Task directions | Write out the material exactly, leaving every picture behind.

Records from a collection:
######
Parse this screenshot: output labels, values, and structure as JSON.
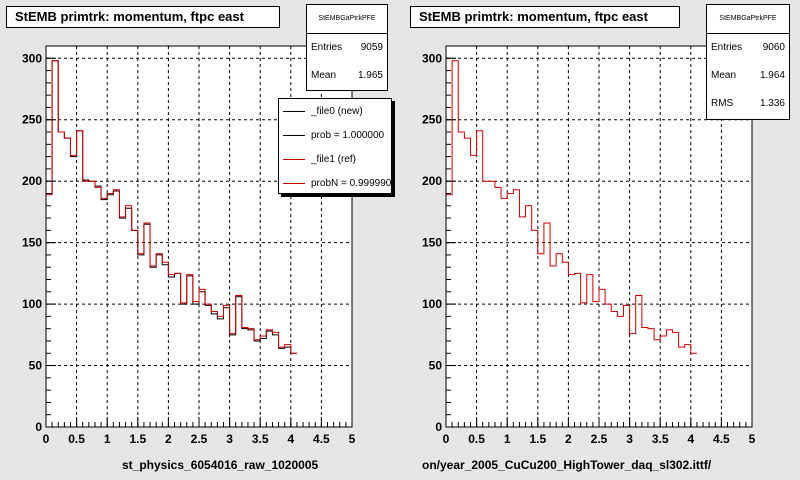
{
  "colors": {
    "new": "#000000",
    "ref": "#cc0000",
    "pad": "#e6e6e6",
    "frame": "#ffffff"
  },
  "footer_text": "",
  "panels": [
    {
      "title": "StEMB primtrk: momentum, ftpc east",
      "x_axis_title": "st_physics_6054016_raw_1020005",
      "stats": {
        "name": "StEMBGaPtrkPFE",
        "rows": [
          {
            "label": "Entries",
            "value": "9059"
          },
          {
            "label": "Mean",
            "value": "1.965"
          }
        ]
      },
      "legend": [
        {
          "label": "_file0 (new)",
          "color_key": "new"
        },
        {
          "label": "prob = 1.000000",
          "color_key": "new"
        },
        {
          "label": "_file1 (ref)",
          "color_key": "ref"
        },
        {
          "label": "probN = 0.999990",
          "color_key": "ref"
        }
      ]
    },
    {
      "title": "StEMB primtrk: momentum, ftpc east",
      "x_axis_title": "on/year_2005_CuCu200_HighTower_daq_sl302.ittf/",
      "stats": {
        "name": "StEMBGaPtrkPFE",
        "rows": [
          {
            "label": "Entries",
            "value": "9060"
          },
          {
            "label": "Mean",
            "value": "1.964"
          },
          {
            "label": "RMS",
            "value": "1.336"
          }
        ]
      }
    }
  ],
  "chart_data": [
    {
      "type": "histogram",
      "title": "StEMB primtrk: momentum, ftpc east",
      "xlabel": "st_physics_6054016_raw_1020005",
      "ylabel": "",
      "xlim": [
        0,
        5
      ],
      "ylim": [
        0,
        310
      ],
      "x_ticks": [
        "0",
        "0.5",
        "1",
        "1.5",
        "2",
        "2.5",
        "3",
        "3.5",
        "4",
        "4.5",
        "5"
      ],
      "y_ticks": [
        "0",
        "50",
        "100",
        "150",
        "200",
        "250",
        "300"
      ],
      "grid": true,
      "legend_position": "top-right",
      "bin_width": 0.1,
      "series": [
        {
          "name": "_file0 (new)",
          "color": "#000000",
          "values": [
            190,
            298,
            240,
            235,
            220,
            241,
            201,
            200,
            196,
            185,
            189,
            192,
            170,
            178,
            160,
            140,
            165,
            130,
            140,
            132,
            122,
            125,
            100,
            123,
            100,
            110,
            99,
            92,
            88,
            97,
            75,
            106,
            80,
            79,
            70,
            72,
            78,
            75,
            64,
            65,
            60
          ]
        },
        {
          "name": "_file1 (ref)",
          "color": "#cc0000",
          "values": [
            189,
            298,
            240,
            235,
            221,
            241,
            200,
            200,
            195,
            186,
            190,
            193,
            171,
            180,
            160,
            141,
            166,
            131,
            141,
            134,
            124,
            125,
            101,
            124,
            102,
            112,
            100,
            94,
            90,
            99,
            76,
            107,
            81,
            80,
            71,
            74,
            79,
            77,
            65,
            67,
            60
          ]
        }
      ]
    },
    {
      "type": "histogram",
      "title": "StEMB primtrk: momentum, ftpc east",
      "xlabel": "on/year_2005_CuCu200_HighTower_daq_sl302.ittf/",
      "ylabel": "",
      "xlim": [
        0,
        5
      ],
      "ylim": [
        0,
        310
      ],
      "x_ticks": [
        "0",
        "0.5",
        "1",
        "1.5",
        "2",
        "2.5",
        "3",
        "3.5",
        "4",
        "4.5",
        "5"
      ],
      "y_ticks": [
        "0",
        "50",
        "100",
        "150",
        "200",
        "250",
        "300"
      ],
      "grid": true,
      "bin_width": 0.1,
      "series": [
        {
          "name": "",
          "color": "#cc0000",
          "values": [
            189,
            298,
            240,
            235,
            221,
            241,
            200,
            200,
            195,
            186,
            190,
            193,
            171,
            180,
            160,
            141,
            166,
            131,
            141,
            134,
            124,
            125,
            101,
            124,
            102,
            112,
            100,
            94,
            90,
            99,
            76,
            107,
            81,
            80,
            71,
            74,
            79,
            77,
            65,
            67,
            60
          ]
        }
      ]
    }
  ]
}
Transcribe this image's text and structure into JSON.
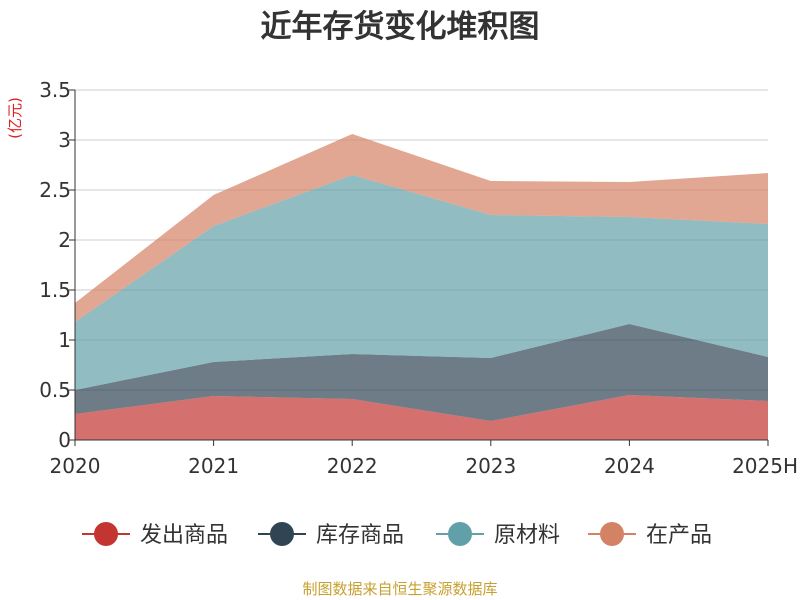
{
  "chart_data": {
    "type": "area",
    "stacked": true,
    "title": "近年存货变化堆积图",
    "unit_label": "(亿元)",
    "categories": [
      "2020",
      "2021",
      "2022",
      "2023",
      "2024",
      "2025H"
    ],
    "ylim": [
      0,
      3.5
    ],
    "yticks": [
      "0",
      "0.5",
      "1",
      "1.5",
      "2",
      "2.5",
      "3",
      "3.5"
    ],
    "grid": true,
    "legend_position": "bottom",
    "series": [
      {
        "name": "发出商品",
        "values": [
          0.26,
          0.44,
          0.41,
          0.19,
          0.45,
          0.39
        ],
        "color": "#c23531"
      },
      {
        "name": "库存商品",
        "values": [
          0.24,
          0.34,
          0.45,
          0.63,
          0.71,
          0.44
        ],
        "color": "#2f4554"
      },
      {
        "name": "原材料",
        "values": [
          0.68,
          1.36,
          1.79,
          1.43,
          1.07,
          1.33
        ],
        "color": "#61a0a8"
      },
      {
        "name": "在产品",
        "values": [
          0.19,
          0.31,
          0.41,
          0.34,
          0.35,
          0.51
        ],
        "color": "#d48265"
      }
    ],
    "source": "制图数据来自恒生聚源数据库"
  }
}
######
Written answer |
Parse this screenshot: output labels, values, and structure as JSON.
{
  "colors": {
    "new": "#000000",
    "ref": "#cc0000",
    "pad": "#e6e6e6",
    "frame": "#ffffff"
  },
  "footer_text": "",
  "panels": [
    {
      "title": "StEMB primtrk: momentum, ftpc east",
      "x_axis_title": "st_physics_6054016_raw_1020005",
      "stats": {
        "name": "StEMBGaPtrkPFE",
        "rows": [
          {
            "label": "Entries",
            "value": "9059"
          },
          {
            "label": "Mean",
            "value": "1.965"
          }
        ]
      },
      "legend": [
        {
          "label": "_file0 (new)",
          "color_key": "new"
        },
        {
          "label": "prob = 1.000000",
          "color_key": "new"
        },
        {
          "label": "_file1 (ref)",
          "color_key": "ref"
        },
        {
          "label": "probN = 0.999990",
          "color_key": "ref"
        }
      ]
    },
    {
      "title": "StEMB primtrk: momentum, ftpc east",
      "x_axis_title": "on/year_2005_CuCu200_HighTower_daq_sl302.ittf/",
      "stats": {
        "name": "StEMBGaPtrkPFE",
        "rows": [
          {
            "label": "Entries",
            "value": "9060"
          },
          {
            "label": "Mean",
            "value": "1.964"
          },
          {
            "label": "RMS",
            "value": "1.336"
          }
        ]
      }
    }
  ],
  "chart_data": [
    {
      "type": "histogram",
      "title": "StEMB primtrk: momentum, ftpc east",
      "xlabel": "st_physics_6054016_raw_1020005",
      "ylabel": "",
      "xlim": [
        0,
        5
      ],
      "ylim": [
        0,
        310
      ],
      "x_ticks": [
        "0",
        "0.5",
        "1",
        "1.5",
        "2",
        "2.5",
        "3",
        "3.5",
        "4",
        "4.5",
        "5"
      ],
      "y_ticks": [
        "0",
        "50",
        "100",
        "150",
        "200",
        "250",
        "300"
      ],
      "grid": true,
      "legend_position": "top-right",
      "bin_width": 0.1,
      "series": [
        {
          "name": "_file0 (new)",
          "color": "#000000",
          "values": [
            190,
            298,
            240,
            235,
            220,
            241,
            201,
            200,
            196,
            185,
            189,
            192,
            170,
            178,
            160,
            140,
            165,
            130,
            140,
            132,
            122,
            125,
            100,
            123,
            100,
            110,
            99,
            92,
            88,
            97,
            75,
            106,
            80,
            79,
            70,
            72,
            78,
            75,
            64,
            65,
            60
          ]
        },
        {
          "name": "_file1 (ref)",
          "color": "#cc0000",
          "values": [
            189,
            298,
            240,
            235,
            221,
            241,
            200,
            200,
            195,
            186,
            190,
            193,
            171,
            180,
            160,
            141,
            166,
            131,
            141,
            134,
            124,
            125,
            101,
            124,
            102,
            112,
            100,
            94,
            90,
            99,
            76,
            107,
            81,
            80,
            71,
            74,
            79,
            77,
            65,
            67,
            60
          ]
        }
      ]
    },
    {
      "type": "histogram",
      "title": "StEMB primtrk: momentum, ftpc east",
      "xlabel": "on/year_2005_CuCu200_HighTower_daq_sl302.ittf/",
      "ylabel": "",
      "xlim": [
        0,
        5
      ],
      "ylim": [
        0,
        310
      ],
      "x_ticks": [
        "0",
        "0.5",
        "1",
        "1.5",
        "2",
        "2.5",
        "3",
        "3.5",
        "4",
        "4.5",
        "5"
      ],
      "y_ticks": [
        "0",
        "50",
        "100",
        "150",
        "200",
        "250",
        "300"
      ],
      "grid": true,
      "bin_width": 0.1,
      "series": [
        {
          "name": "",
          "color": "#cc0000",
          "values": [
            189,
            298,
            240,
            235,
            221,
            241,
            200,
            200,
            195,
            186,
            190,
            193,
            171,
            180,
            160,
            141,
            166,
            131,
            141,
            134,
            124,
            125,
            101,
            124,
            102,
            112,
            100,
            94,
            90,
            99,
            76,
            107,
            81,
            80,
            71,
            74,
            79,
            77,
            65,
            67,
            60
          ]
        }
      ]
    }
  ]
}
Transcribe this image's text and structure into JSON.
{
  "chart_data": {
    "type": "area",
    "stacked": true,
    "title": "近年存货变化堆积图",
    "unit_label": "(亿元)",
    "categories": [
      "2020",
      "2021",
      "2022",
      "2023",
      "2024",
      "2025H"
    ],
    "ylim": [
      0,
      3.5
    ],
    "yticks": [
      "0",
      "0.5",
      "1",
      "1.5",
      "2",
      "2.5",
      "3",
      "3.5"
    ],
    "grid": true,
    "legend_position": "bottom",
    "series": [
      {
        "name": "发出商品",
        "values": [
          0.26,
          0.44,
          0.41,
          0.19,
          0.45,
          0.39
        ],
        "color": "#c23531"
      },
      {
        "name": "库存商品",
        "values": [
          0.24,
          0.34,
          0.45,
          0.63,
          0.71,
          0.44
        ],
        "color": "#2f4554"
      },
      {
        "name": "原材料",
        "values": [
          0.68,
          1.36,
          1.79,
          1.43,
          1.07,
          1.33
        ],
        "color": "#61a0a8"
      },
      {
        "name": "在产品",
        "values": [
          0.19,
          0.31,
          0.41,
          0.34,
          0.35,
          0.51
        ],
        "color": "#d48265"
      }
    ],
    "source": "制图数据来自恒生聚源数据库"
  }
}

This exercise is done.